→ MATERIAL FOR THIS EXERCISE
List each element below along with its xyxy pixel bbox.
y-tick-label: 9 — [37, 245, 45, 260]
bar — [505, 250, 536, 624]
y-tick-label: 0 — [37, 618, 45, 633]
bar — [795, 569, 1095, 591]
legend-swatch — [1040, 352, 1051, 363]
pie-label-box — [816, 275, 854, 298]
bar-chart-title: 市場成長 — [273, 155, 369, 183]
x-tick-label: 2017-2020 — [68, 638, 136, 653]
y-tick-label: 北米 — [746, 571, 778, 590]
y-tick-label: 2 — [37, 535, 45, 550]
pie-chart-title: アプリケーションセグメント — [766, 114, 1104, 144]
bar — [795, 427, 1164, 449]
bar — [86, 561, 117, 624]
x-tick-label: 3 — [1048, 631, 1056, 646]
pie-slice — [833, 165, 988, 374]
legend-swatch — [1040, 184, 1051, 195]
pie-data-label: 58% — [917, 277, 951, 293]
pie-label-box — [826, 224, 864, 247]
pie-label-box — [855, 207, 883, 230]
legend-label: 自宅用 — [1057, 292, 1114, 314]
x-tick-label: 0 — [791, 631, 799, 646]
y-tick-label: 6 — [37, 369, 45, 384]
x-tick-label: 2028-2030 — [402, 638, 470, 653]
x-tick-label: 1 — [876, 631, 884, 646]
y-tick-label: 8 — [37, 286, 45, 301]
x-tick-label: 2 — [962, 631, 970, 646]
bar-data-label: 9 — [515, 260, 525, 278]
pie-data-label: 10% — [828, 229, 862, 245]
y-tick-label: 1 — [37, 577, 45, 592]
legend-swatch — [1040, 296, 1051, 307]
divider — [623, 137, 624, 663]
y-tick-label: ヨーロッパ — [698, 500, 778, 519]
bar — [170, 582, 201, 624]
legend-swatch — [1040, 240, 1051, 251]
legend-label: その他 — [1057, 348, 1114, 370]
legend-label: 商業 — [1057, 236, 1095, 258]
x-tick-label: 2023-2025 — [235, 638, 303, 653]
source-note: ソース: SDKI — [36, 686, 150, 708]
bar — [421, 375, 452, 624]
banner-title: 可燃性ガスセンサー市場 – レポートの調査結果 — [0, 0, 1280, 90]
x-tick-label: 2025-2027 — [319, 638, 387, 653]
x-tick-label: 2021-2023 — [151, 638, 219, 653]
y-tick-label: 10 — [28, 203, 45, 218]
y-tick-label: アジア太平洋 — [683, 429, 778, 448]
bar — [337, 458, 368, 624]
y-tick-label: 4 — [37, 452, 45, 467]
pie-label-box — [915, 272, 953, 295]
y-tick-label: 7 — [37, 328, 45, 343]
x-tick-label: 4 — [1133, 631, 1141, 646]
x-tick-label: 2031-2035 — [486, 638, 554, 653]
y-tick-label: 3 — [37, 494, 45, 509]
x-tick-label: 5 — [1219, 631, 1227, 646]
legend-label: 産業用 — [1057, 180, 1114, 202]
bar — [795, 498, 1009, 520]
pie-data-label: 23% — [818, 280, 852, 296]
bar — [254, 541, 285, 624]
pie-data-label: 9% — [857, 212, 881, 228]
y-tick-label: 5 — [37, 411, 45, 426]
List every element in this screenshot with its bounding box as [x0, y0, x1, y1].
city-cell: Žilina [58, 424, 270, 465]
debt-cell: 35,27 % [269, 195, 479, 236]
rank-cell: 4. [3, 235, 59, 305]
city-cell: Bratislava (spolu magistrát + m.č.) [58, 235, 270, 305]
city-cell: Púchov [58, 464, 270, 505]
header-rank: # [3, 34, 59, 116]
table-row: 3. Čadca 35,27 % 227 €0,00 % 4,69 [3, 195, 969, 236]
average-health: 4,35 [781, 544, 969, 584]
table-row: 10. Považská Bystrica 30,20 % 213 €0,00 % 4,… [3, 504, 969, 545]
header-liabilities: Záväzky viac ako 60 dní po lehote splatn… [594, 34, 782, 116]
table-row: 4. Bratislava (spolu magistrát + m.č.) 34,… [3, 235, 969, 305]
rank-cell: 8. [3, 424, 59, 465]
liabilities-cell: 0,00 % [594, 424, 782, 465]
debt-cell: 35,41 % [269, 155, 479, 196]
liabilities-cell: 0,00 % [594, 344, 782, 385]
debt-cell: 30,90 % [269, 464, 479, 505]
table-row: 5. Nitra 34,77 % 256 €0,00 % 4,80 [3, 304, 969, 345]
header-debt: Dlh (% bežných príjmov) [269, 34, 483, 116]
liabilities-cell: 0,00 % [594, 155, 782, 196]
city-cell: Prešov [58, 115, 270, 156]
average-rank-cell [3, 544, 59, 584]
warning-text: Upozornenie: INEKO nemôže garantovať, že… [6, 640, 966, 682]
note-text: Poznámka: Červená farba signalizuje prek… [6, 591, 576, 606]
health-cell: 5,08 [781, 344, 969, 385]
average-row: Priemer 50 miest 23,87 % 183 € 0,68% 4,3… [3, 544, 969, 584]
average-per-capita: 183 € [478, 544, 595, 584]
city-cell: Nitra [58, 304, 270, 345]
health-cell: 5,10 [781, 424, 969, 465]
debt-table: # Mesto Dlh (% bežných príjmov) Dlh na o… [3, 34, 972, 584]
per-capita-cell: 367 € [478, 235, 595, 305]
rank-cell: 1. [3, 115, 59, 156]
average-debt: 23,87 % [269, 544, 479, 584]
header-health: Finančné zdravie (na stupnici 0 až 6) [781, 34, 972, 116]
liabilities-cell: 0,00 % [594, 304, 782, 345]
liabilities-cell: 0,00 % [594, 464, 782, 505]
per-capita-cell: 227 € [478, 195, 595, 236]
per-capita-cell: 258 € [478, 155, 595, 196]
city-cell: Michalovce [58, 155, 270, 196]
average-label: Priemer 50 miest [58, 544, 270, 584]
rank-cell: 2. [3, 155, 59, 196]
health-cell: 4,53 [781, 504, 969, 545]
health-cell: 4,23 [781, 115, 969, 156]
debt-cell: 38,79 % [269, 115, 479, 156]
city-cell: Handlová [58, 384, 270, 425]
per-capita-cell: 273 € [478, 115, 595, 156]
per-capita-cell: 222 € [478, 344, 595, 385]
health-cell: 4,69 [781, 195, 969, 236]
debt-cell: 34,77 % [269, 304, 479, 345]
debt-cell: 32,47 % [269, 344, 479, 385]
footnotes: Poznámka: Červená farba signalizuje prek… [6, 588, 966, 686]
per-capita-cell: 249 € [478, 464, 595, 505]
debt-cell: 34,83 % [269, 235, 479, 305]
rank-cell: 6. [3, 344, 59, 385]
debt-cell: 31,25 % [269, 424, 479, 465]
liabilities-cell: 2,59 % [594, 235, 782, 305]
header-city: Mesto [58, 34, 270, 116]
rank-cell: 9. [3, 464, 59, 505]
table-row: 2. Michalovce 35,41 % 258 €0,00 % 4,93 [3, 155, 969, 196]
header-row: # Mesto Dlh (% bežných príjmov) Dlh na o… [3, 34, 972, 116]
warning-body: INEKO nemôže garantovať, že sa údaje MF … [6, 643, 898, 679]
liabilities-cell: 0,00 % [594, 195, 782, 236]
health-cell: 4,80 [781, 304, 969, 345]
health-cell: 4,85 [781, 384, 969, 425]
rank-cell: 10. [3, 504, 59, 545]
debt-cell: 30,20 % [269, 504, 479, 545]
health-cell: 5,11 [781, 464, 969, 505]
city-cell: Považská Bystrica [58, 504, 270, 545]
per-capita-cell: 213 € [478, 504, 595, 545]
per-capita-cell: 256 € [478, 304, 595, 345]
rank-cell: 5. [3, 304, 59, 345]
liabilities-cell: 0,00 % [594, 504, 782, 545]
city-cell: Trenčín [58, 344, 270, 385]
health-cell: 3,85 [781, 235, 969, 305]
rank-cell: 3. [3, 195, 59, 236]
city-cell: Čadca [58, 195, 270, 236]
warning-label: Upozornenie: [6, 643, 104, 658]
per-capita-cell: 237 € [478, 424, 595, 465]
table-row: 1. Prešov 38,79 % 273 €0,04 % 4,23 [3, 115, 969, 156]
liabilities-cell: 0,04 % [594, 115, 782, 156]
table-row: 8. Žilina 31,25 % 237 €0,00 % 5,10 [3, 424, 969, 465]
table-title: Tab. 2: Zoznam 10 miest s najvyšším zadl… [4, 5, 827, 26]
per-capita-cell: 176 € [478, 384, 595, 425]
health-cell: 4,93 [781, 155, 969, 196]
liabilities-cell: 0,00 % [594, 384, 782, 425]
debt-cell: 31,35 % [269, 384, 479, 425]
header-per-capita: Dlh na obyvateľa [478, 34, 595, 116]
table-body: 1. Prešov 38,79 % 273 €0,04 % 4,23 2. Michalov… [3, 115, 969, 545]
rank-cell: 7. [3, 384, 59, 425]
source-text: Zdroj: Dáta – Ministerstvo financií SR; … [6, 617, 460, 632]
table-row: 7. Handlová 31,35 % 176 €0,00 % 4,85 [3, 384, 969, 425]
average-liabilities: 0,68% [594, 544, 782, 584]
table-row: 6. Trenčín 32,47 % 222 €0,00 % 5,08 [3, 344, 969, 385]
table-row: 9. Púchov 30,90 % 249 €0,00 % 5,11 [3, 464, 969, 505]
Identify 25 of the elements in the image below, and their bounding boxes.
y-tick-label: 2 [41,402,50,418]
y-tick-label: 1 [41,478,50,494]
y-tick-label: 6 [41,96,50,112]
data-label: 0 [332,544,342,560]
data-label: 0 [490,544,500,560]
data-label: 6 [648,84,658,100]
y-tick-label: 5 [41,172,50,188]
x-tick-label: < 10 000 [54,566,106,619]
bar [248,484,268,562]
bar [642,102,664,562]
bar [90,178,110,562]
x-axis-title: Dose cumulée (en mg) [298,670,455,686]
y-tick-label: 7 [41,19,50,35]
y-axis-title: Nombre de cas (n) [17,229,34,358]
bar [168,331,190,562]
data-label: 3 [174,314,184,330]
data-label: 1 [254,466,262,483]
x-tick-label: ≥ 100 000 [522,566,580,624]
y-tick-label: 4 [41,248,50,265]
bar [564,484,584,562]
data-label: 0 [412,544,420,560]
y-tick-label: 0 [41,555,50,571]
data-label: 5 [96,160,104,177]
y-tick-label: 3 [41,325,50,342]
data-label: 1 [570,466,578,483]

→ OBJECTIVE
Repeat the items verbatim, starting at their first line and stopping after the line that contains "bar — [337, 458, 368, 624]".

→ ANSWER TO THIS TASK
List each element below along with its xyxy pixel bbox.
y-tick-label: 9 — [37, 245, 45, 260]
bar — [505, 250, 536, 624]
y-tick-label: 0 — [37, 618, 45, 633]
bar — [795, 569, 1095, 591]
legend-swatch — [1040, 352, 1051, 363]
pie-label-box — [816, 275, 854, 298]
bar-chart-title: 市場成長 — [273, 155, 369, 183]
x-tick-label: 2017-2020 — [68, 638, 136, 653]
y-tick-label: 北米 — [746, 571, 778, 590]
y-tick-label: 2 — [37, 535, 45, 550]
pie-chart-title: アプリケーションセグメント — [766, 114, 1104, 144]
bar — [795, 427, 1164, 449]
bar — [86, 561, 117, 624]
x-tick-label: 3 — [1048, 631, 1056, 646]
pie-slice — [833, 165, 988, 374]
legend-swatch — [1040, 184, 1051, 195]
pie-data-label: 58% — [917, 277, 951, 293]
pie-label-box — [826, 224, 864, 247]
pie-label-box — [855, 207, 883, 230]
legend-label: 自宅用 — [1057, 292, 1114, 314]
x-tick-label: 0 — [791, 631, 799, 646]
y-tick-label: 6 — [37, 369, 45, 384]
x-tick-label: 2028-2030 — [402, 638, 470, 653]
x-tick-label: 1 — [876, 631, 884, 646]
y-tick-label: 8 — [37, 286, 45, 301]
x-tick-label: 2 — [962, 631, 970, 646]
bar-data-label: 9 — [515, 260, 525, 278]
pie-data-label: 10% — [828, 229, 862, 245]
y-tick-label: 1 — [37, 577, 45, 592]
legend-swatch — [1040, 296, 1051, 307]
divider — [623, 137, 624, 663]
y-tick-label: ヨーロッパ — [698, 500, 778, 519]
bar — [170, 582, 201, 624]
legend-swatch — [1040, 240, 1051, 251]
legend-label: その他 — [1057, 348, 1114, 370]
legend-label: 商業 — [1057, 236, 1095, 258]
x-tick-label: 2023-2025 — [235, 638, 303, 653]
source-note: ソース: SDKI — [36, 686, 150, 708]
bar — [421, 375, 452, 624]
banner-title: 可燃性ガスセンサー市場 – レポートの調査結果 — [0, 0, 1280, 90]
x-tick-label: 2025-2027 — [319, 638, 387, 653]
x-tick-label: 2021-2023 — [151, 638, 219, 653]
y-tick-label: 10 — [28, 203, 45, 218]
y-tick-label: アジア太平洋 — [683, 429, 778, 448]
bar — [337, 458, 368, 624]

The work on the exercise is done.